> Task brief
Filter the entries and keep only the lines where the string "только" appears.

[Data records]
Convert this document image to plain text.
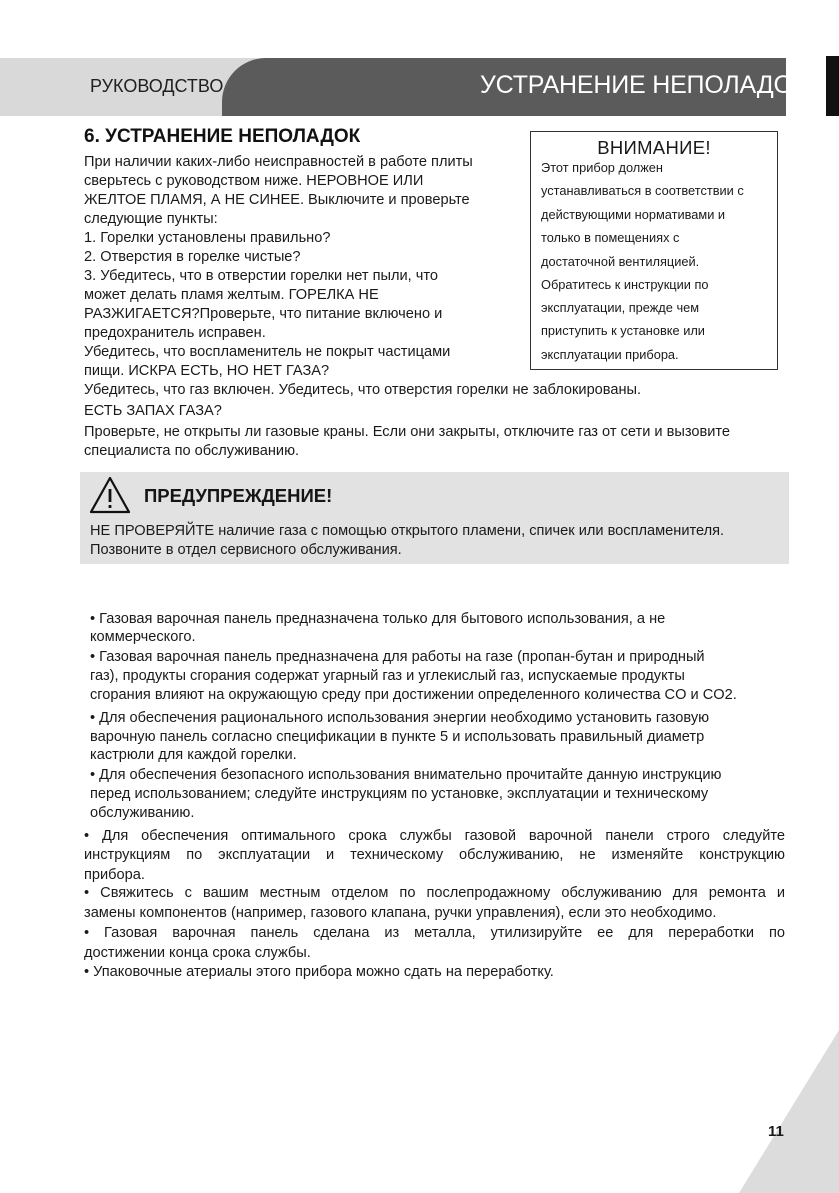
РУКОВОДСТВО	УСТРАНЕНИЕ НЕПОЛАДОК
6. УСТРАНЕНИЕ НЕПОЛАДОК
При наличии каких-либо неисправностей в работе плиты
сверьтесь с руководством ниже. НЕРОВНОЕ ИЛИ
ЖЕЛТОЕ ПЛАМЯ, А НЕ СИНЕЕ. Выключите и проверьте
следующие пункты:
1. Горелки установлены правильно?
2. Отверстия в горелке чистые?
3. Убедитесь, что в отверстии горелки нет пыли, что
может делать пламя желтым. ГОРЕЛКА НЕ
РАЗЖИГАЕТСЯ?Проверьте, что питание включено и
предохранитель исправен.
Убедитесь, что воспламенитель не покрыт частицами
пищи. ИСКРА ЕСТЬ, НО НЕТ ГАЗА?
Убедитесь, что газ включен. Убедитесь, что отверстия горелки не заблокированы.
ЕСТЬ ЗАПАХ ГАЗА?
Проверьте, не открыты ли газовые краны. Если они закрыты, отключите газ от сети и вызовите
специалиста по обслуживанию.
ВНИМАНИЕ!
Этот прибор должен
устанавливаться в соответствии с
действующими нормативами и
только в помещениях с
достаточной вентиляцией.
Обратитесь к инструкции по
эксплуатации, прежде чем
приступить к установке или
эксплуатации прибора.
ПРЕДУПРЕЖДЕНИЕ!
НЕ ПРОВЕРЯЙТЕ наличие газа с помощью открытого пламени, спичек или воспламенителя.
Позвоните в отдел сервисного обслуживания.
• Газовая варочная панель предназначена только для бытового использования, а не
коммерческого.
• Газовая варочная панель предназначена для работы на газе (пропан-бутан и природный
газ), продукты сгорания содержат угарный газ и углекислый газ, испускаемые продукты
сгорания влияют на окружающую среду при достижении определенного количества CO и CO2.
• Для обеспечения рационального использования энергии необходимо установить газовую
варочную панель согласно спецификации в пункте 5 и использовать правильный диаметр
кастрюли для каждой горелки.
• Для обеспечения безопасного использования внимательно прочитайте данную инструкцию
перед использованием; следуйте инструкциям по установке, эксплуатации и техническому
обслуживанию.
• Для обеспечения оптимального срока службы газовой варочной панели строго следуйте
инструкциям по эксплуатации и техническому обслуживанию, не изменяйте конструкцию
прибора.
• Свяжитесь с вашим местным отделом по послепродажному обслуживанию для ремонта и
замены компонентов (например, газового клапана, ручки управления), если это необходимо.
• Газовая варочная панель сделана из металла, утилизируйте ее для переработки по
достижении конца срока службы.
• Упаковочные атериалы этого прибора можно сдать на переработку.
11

> Exercise response
только в помещениях с
• Газовая варочная панель предназначена только для бытового использования, а не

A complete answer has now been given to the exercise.